Collection entries:

- - - - - - -

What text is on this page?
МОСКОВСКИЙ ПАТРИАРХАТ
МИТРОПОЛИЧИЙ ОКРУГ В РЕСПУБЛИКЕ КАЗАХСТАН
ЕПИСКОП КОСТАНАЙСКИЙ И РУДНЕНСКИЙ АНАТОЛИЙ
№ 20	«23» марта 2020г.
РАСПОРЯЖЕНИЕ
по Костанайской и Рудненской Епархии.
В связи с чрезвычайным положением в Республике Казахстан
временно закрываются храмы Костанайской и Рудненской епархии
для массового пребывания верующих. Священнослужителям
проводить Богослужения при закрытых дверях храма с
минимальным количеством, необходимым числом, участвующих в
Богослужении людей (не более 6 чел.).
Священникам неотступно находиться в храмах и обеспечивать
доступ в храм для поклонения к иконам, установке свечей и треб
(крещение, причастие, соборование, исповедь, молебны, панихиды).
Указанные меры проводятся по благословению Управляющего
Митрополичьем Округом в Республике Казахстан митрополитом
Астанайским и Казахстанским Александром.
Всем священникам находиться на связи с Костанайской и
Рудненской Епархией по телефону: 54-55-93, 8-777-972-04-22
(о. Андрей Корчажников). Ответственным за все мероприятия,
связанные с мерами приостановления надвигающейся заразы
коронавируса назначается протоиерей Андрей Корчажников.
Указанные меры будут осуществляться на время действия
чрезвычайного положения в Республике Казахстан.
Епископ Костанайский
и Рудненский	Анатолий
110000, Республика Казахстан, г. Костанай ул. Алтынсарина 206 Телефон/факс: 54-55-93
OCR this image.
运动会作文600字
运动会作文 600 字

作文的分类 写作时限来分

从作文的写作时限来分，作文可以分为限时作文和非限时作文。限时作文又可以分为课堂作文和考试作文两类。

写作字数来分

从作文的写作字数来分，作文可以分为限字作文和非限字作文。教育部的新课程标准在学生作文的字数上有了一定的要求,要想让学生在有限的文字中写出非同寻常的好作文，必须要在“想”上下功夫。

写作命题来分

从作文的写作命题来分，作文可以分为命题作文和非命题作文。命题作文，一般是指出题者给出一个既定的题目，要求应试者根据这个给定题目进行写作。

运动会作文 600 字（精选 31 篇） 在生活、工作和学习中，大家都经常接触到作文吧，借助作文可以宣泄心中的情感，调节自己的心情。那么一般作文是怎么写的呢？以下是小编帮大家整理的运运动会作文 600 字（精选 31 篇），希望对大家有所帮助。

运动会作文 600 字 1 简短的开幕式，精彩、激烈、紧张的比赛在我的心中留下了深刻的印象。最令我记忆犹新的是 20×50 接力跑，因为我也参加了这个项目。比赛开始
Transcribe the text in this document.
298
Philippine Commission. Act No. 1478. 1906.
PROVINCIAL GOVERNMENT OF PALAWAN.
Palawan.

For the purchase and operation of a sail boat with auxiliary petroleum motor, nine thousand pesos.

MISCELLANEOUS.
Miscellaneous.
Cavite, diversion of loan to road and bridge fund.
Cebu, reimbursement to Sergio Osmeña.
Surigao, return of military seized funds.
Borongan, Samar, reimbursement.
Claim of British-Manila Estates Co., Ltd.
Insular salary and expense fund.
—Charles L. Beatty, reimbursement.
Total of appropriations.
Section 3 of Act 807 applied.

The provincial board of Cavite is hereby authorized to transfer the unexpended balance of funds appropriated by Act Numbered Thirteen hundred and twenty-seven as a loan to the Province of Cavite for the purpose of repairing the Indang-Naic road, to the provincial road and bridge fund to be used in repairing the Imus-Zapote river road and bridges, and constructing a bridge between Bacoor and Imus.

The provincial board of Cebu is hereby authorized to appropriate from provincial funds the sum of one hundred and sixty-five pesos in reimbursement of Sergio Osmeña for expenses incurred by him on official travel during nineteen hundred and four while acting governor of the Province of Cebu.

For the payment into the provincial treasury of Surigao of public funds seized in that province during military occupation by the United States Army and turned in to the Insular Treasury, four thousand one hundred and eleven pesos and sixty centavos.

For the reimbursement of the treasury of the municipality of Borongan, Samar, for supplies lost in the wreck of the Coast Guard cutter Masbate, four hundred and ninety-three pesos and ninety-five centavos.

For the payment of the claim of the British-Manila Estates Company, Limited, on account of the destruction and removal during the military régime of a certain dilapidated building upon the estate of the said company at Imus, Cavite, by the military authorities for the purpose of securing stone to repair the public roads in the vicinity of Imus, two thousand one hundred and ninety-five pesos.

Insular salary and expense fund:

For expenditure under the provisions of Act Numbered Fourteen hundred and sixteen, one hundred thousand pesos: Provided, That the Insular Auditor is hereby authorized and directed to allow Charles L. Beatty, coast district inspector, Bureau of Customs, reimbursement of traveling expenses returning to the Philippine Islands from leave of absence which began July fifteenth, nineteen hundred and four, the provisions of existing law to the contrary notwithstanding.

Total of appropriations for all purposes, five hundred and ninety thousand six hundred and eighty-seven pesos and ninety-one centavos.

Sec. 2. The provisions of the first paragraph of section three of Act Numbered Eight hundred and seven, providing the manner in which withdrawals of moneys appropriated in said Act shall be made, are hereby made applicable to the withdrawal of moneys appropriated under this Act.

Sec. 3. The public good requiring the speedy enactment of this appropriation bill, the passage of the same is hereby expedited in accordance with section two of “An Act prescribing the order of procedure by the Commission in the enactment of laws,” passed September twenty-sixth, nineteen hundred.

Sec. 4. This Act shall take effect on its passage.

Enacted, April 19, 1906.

- - - - - - -

▶ Written request: Tally the lines of the data that hold the string "from". Answer with the number and nothing more.

▶ Reply to the task: 2